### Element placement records
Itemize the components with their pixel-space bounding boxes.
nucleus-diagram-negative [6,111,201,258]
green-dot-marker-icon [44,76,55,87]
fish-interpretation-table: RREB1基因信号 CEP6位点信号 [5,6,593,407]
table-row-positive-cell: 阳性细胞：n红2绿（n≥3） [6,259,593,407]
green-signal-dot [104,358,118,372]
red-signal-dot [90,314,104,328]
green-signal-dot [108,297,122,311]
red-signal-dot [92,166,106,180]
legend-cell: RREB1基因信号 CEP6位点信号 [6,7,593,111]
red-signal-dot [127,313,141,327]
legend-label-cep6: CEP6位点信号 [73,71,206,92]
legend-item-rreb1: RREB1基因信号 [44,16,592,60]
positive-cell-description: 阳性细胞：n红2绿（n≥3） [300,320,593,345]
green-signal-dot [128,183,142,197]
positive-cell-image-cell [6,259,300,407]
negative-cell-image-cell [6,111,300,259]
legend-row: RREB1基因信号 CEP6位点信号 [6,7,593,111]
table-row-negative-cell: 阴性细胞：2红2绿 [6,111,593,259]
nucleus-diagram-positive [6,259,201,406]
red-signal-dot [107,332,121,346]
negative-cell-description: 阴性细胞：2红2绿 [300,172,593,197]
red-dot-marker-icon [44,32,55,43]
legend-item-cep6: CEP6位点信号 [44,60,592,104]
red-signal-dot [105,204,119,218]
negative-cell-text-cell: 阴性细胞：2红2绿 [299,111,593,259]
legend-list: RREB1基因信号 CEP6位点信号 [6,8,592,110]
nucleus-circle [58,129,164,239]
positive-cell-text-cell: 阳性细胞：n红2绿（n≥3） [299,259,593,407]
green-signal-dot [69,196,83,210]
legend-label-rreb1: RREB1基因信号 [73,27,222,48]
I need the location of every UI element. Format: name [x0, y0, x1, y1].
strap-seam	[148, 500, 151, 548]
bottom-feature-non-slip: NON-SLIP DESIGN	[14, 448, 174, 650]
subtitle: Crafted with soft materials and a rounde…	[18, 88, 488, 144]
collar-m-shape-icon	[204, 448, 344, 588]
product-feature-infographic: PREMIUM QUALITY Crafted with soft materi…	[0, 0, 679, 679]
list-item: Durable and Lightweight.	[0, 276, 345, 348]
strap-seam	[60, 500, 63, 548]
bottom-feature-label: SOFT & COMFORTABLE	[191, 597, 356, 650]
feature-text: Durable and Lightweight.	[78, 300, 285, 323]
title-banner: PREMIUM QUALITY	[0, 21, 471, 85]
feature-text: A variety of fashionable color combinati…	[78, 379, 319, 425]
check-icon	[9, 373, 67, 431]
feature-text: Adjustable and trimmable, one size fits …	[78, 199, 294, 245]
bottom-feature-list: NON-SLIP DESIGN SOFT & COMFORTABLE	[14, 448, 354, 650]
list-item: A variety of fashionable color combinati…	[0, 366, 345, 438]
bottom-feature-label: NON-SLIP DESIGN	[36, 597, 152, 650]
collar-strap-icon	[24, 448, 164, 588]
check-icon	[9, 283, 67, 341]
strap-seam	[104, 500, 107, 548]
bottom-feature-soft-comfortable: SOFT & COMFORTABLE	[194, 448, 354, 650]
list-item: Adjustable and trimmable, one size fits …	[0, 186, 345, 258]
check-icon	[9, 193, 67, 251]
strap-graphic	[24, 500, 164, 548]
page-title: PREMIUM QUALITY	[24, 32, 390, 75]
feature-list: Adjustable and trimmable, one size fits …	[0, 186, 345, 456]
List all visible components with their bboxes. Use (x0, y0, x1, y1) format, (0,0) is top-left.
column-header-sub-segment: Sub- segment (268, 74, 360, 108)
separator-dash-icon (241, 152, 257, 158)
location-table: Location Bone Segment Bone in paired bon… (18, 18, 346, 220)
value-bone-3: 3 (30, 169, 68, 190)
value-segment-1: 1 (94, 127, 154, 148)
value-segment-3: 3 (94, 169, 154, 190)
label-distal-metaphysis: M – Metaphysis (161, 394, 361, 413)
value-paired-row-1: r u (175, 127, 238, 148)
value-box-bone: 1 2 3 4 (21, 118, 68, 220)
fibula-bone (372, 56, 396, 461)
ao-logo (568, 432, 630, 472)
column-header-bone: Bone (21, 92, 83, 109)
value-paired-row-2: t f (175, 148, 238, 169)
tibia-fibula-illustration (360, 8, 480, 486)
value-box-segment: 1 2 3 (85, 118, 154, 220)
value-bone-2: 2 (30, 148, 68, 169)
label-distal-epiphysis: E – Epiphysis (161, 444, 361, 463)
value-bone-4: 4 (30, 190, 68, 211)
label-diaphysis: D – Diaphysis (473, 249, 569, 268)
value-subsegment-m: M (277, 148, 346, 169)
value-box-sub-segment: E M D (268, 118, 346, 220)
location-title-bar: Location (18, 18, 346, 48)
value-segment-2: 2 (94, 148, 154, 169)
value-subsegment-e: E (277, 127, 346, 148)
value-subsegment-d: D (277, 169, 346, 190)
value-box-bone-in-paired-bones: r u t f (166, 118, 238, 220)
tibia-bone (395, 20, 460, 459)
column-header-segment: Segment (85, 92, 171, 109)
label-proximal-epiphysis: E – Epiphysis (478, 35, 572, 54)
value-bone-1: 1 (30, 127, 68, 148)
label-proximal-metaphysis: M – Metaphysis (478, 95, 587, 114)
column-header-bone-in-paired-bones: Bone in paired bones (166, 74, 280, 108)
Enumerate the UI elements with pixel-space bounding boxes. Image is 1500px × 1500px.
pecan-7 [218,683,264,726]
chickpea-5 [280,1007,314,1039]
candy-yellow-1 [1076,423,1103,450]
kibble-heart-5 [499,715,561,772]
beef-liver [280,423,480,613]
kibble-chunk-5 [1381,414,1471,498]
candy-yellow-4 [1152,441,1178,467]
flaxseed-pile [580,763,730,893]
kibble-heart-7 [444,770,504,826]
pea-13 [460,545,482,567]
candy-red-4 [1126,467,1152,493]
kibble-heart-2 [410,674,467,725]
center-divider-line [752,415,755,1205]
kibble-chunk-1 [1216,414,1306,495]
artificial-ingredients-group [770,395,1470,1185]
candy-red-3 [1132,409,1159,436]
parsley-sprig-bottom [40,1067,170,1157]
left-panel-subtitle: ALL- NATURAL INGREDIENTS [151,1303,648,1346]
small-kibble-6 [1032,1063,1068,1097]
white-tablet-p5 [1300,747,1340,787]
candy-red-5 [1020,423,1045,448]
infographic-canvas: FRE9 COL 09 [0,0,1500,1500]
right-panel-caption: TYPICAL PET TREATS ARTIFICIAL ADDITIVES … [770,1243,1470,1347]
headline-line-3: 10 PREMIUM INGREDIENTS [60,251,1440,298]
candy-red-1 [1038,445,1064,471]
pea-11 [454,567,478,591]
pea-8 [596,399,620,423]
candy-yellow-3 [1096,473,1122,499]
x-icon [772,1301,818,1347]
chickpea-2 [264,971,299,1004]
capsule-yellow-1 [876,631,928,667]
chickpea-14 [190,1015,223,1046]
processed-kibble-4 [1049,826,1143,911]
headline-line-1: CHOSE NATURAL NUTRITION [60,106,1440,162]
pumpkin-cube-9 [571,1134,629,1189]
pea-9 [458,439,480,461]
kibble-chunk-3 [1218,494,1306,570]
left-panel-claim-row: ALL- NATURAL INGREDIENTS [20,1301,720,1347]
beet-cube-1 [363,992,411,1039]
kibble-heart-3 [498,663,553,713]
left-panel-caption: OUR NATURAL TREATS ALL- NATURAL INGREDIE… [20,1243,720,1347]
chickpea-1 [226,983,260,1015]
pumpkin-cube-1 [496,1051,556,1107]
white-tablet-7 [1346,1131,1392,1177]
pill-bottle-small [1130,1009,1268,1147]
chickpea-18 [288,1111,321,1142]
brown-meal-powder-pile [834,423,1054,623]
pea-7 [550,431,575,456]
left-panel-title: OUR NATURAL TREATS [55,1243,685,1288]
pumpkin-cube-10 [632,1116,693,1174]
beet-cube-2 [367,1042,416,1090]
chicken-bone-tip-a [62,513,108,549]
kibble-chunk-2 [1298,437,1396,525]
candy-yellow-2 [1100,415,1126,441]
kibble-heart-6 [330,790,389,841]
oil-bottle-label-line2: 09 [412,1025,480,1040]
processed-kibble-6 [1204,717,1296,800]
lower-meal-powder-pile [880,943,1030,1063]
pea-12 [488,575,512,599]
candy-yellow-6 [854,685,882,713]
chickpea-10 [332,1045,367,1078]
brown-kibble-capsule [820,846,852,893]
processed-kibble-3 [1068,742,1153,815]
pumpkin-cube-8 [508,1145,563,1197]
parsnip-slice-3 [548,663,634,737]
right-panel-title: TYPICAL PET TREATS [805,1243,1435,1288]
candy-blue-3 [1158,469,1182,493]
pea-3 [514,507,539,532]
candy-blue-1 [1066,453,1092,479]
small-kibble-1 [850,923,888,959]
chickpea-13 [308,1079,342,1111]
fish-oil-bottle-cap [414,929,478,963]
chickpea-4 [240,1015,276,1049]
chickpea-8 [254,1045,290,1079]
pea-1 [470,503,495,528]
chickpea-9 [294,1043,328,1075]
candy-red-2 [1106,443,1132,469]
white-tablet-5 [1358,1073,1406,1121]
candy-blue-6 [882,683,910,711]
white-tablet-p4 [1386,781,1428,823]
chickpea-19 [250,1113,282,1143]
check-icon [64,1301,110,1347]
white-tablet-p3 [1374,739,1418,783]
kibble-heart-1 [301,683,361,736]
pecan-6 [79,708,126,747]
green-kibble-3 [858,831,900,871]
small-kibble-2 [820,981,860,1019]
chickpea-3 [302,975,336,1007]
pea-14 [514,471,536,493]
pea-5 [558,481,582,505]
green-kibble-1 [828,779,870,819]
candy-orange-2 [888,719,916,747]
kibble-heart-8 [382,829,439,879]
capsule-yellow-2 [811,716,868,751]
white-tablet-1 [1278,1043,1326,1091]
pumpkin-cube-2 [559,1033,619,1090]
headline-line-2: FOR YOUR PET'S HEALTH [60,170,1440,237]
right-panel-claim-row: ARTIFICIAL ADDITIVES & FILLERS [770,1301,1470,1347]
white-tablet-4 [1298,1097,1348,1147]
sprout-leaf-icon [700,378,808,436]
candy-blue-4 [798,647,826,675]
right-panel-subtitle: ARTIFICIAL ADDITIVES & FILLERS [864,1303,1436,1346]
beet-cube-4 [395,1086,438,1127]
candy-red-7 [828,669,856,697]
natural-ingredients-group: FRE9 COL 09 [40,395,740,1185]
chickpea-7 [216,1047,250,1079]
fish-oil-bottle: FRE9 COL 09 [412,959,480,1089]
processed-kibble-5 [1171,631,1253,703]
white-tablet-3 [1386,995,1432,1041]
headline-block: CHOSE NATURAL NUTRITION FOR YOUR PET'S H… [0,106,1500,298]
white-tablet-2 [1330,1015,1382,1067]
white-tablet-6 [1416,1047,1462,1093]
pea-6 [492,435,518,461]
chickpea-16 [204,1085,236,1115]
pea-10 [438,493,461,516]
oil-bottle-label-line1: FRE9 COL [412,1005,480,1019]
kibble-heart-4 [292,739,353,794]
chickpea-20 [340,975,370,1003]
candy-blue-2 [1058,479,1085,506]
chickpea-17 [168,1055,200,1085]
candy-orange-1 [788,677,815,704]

### What is needed
Starting with the first line of the records and going on through the line with "nucleus-circle [58,129,164,239]", write those lines out again with "green-signal-dot" replaced by "green-probe-dot" everywhere it occurs. Leave everything else in them unchanged.

### Expected answer
Itemize the components with their pixel-space bounding boxes.
nucleus-diagram-negative [6,111,201,258]
green-dot-marker-icon [44,76,55,87]
fish-interpretation-table: RREB1基因信号 CEP6位点信号 [5,6,593,407]
table-row-positive-cell: 阳性细胞：n红2绿（n≥3） [6,259,593,407]
green-probe-dot [104,358,118,372]
red-signal-dot [90,314,104,328]
green-probe-dot [108,297,122,311]
red-signal-dot [92,166,106,180]
legend-cell: RREB1基因信号 CEP6位点信号 [6,7,593,111]
red-signal-dot [127,313,141,327]
legend-label-cep6: CEP6位点信号 [73,71,206,92]
legend-item-rreb1: RREB1基因信号 [44,16,592,60]
positive-cell-description: 阳性细胞：n红2绿（n≥3） [300,320,593,345]
green-probe-dot [128,183,142,197]
positive-cell-image-cell [6,259,300,407]
negative-cell-image-cell [6,111,300,259]
legend-row: RREB1基因信号 CEP6位点信号 [6,7,593,111]
table-row-negative-cell: 阴性细胞：2红2绿 [6,111,593,259]
nucleus-diagram-positive [6,259,201,406]
red-signal-dot [107,332,121,346]
negative-cell-description: 阴性细胞：2红2绿 [300,172,593,197]
red-dot-marker-icon [44,32,55,43]
legend-item-cep6: CEP6位点信号 [44,60,592,104]
red-signal-dot [105,204,119,218]
negative-cell-text-cell: 阴性细胞：2红2绿 [299,111,593,259]
legend-list: RREB1基因信号 CEP6位点信号 [6,8,592,110]
nucleus-circle [58,129,164,239]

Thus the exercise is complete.